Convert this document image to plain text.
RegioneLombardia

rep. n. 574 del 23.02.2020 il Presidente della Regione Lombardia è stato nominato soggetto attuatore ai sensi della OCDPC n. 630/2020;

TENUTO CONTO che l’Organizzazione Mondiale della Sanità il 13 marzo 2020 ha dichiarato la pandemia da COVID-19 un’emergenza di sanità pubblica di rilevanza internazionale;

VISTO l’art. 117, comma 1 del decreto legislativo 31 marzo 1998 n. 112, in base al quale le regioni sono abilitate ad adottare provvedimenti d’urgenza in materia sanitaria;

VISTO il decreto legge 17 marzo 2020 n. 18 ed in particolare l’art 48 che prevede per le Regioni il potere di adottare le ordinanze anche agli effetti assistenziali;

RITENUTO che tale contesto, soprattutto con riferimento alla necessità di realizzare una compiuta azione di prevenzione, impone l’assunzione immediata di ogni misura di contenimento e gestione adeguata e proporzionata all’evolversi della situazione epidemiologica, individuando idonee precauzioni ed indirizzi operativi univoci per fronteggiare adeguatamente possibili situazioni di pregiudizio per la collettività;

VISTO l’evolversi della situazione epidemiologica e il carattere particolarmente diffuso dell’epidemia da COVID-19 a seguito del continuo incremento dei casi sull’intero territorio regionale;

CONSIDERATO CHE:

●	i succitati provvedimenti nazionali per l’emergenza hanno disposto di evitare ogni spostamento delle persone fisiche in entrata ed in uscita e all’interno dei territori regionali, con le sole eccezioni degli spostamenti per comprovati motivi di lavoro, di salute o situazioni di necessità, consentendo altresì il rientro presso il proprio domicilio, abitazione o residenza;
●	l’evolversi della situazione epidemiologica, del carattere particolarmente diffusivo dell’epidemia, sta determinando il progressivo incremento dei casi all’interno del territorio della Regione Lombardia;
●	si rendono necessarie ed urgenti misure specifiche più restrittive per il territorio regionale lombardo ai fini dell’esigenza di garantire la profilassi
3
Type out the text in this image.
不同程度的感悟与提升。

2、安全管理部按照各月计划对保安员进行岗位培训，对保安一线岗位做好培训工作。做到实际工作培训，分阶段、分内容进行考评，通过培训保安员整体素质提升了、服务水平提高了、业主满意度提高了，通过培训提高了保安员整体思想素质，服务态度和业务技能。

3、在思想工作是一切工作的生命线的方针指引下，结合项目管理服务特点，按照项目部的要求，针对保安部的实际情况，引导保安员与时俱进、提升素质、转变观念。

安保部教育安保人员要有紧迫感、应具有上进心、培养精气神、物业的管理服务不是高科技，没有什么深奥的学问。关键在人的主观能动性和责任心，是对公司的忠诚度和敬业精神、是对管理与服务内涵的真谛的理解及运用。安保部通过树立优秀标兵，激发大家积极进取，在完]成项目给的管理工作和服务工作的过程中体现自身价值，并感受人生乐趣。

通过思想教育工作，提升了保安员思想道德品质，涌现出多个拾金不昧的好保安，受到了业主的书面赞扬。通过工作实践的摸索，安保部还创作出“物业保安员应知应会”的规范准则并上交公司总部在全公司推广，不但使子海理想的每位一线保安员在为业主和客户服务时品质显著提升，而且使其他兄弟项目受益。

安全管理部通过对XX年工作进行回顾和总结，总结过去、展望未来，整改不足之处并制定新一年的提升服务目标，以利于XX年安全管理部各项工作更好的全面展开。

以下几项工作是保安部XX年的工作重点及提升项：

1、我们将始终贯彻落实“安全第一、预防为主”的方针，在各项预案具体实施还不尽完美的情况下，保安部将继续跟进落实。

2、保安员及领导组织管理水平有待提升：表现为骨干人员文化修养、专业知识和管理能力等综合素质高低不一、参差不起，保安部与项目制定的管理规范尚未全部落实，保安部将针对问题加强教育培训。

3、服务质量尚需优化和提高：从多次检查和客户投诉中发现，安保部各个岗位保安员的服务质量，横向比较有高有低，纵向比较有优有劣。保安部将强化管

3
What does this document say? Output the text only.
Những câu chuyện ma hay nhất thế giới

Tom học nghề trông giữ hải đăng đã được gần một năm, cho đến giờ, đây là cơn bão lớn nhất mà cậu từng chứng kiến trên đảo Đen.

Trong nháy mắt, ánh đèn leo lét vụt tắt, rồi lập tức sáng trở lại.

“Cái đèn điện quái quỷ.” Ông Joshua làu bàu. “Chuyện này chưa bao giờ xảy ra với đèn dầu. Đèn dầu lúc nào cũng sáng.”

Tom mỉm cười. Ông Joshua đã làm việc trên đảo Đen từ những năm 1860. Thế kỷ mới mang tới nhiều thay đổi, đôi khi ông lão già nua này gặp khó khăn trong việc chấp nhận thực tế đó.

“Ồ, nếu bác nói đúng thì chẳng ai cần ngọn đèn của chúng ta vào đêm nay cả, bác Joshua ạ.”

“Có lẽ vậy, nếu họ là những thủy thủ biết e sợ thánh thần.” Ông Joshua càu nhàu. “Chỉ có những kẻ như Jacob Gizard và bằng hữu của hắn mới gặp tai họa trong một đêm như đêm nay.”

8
________
- WORK INSTRUCTIONS -
Set down all of the data above, word for word.

- SOLUTION TO THIS TASK -
Convert this document image to plain text.
RegioneLombardia

rep. n. 574 del 23.02.2020 il Presidente della Regione Lombardia è stato nominato soggetto attuatore ai sensi della OCDPC n. 630/2020;

TENUTO CONTO che l’Organizzazione Mondiale della Sanità il 13 marzo 2020 ha dichiarato la pandemia da COVID-19 un’emergenza di sanità pubblica di rilevanza internazionale;

VISTO l’art. 117, comma 1 del decreto legislativo 31 marzo 1998 n. 112, in base al quale le regioni sono abilitate ad adottare provvedimenti d’urgenza in materia sanitaria;

VISTO il decreto legge 17 marzo 2020 n. 18 ed in particolare l’art 48 che prevede per le Regioni il potere di adottare le ordinanze anche agli effetti assistenziali;

RITENUTO che tale contesto, soprattutto con riferimento alla necessità di realizzare una compiuta azione di prevenzione, impone l’assunzione immediata di ogni misura di contenimento e gestione adeguata e proporzionata all’evolversi della situazione epidemiologica, individuando idonee precauzioni ed indirizzi operativi univoci per fronteggiare adeguatamente possibili situazioni di pregiudizio per la collettività;

VISTO l’evolversi della situazione epidemiologica e il carattere particolarmente diffuso dell’epidemia da COVID-19 a seguito del continuo incremento dei casi sull’intero territorio regionale;

CONSIDERATO CHE:

●	i succitati provvedimenti nazionali per l’emergenza hanno disposto di evitare ogni spostamento delle persone fisiche in entrata ed in uscita e all’interno dei territori regionali, con le sole eccezioni degli spostamenti per comprovati motivi di lavoro, di salute o situazioni di necessità, consentendo altresì il rientro presso il proprio domicilio, abitazione o residenza;
●	l’evolversi della situazione epidemiologica, del carattere particolarmente diffusivo dell’epidemia, sta determinando il progressivo incremento dei casi all’interno del territorio della Regione Lombardia;
●	si rendono necessarie ed urgenti misure specifiche più restrittive per il territorio regionale lombardo ai fini dell’esigenza di garantire la profilassi
3
Type out the text in this image.
不同程度的感悟与提升。

2、安全管理部按照各月计划对保安员进行岗位培训，对保安一线岗位做好培训工作。做到实际工作培训，分阶段、分内容进行考评，通过培训保安员整体素质提升了、服务水平提高了、业主满意度提高了，通过培训提高了保安员整体思想素质，服务态度和业务技能。

3、在思想工作是一切工作的生命线的方针指引下，结合项目管理服务特点，按照项目部的要求，针对保安部的实际情况，引导保安员与时俱进、提升素质、转变观念。

安保部教育安保人员要有紧迫感、应具有上进心、培养精气神、物业的管理服务不是高科技，没有什么深奥的学问。关键在人的主观能动性和责任心，是对公司的忠诚度和敬业精神、是对管理与服务内涵的真谛的理解及运用。安保部通过树立优秀标兵，激发大家积极进取，在完]成项目给的管理工作和服务工作的过程中体现自身价值，并感受人生乐趣。

通过思想教育工作，提升了保安员思想道德品质，涌现出多个拾金不昧的好保安，受到了业主的书面赞扬。通过工作实践的摸索，安保部还创作出“物业保安员应知应会”的规范准则并上交公司总部在全公司推广，不但使子海理想的每位一线保安员在为业主和客户服务时品质显著提升，而且使其他兄弟项目受益。

安全管理部通过对XX年工作进行回顾和总结，总结过去、展望未来，整改不足之处并制定新一年的提升服务目标，以利于XX年安全管理部各项工作更好的全面展开。

以下几项工作是保安部XX年的工作重点及提升项：

1、我们将始终贯彻落实“安全第一、预防为主”的方针，在各项预案具体实施还不尽完美的情况下，保安部将继续跟进落实。

2、保安员及领导组织管理水平有待提升：表现为骨干人员文化修养、专业知识和管理能力等综合素质高低不一、参差不起，保安部与项目制定的管理规范尚未全部落实，保安部将针对问题加强教育培训。

3、服务质量尚需优化和提高：从多次检查和客户投诉中发现，安保部各个岗位保安员的服务质量，横向比较有高有低，纵向比较有优有劣。保安部将强化管

3
What does this document say? Output the text only.
Những câu chuyện ma hay nhất thế giới

Tom học nghề trông giữ hải đăng đã được gần một năm, cho đến giờ, đây là cơn bão lớn nhất mà cậu từng chứng kiến trên đảo Đen.

Trong nháy mắt, ánh đèn leo lét vụt tắt, rồi lập tức sáng trở lại.

“Cái đèn điện quái quỷ.” Ông Joshua làu bàu. “Chuyện này chưa bao giờ xảy ra với đèn dầu. Đèn dầu lúc nào cũng sáng.”

Tom mỉm cười. Ông Joshua đã làm việc trên đảo Đen từ những năm 1860. Thế kỷ mới mang tới nhiều thay đổi, đôi khi ông lão già nua này gặp khó khăn trong việc chấp nhận thực tế đó.

“Ồ, nếu bác nói đúng thì chẳng ai cần ngọn đèn của chúng ta vào đêm nay cả, bác Joshua ạ.”

“Có lẽ vậy, nếu họ là những thủy thủ biết e sợ thánh thần.” Ông Joshua càu nhàu. “Chỉ có những kẻ như Jacob Gizard và bằng hữu của hắn mới gặp tai họa trong một đêm như đêm nay.”

8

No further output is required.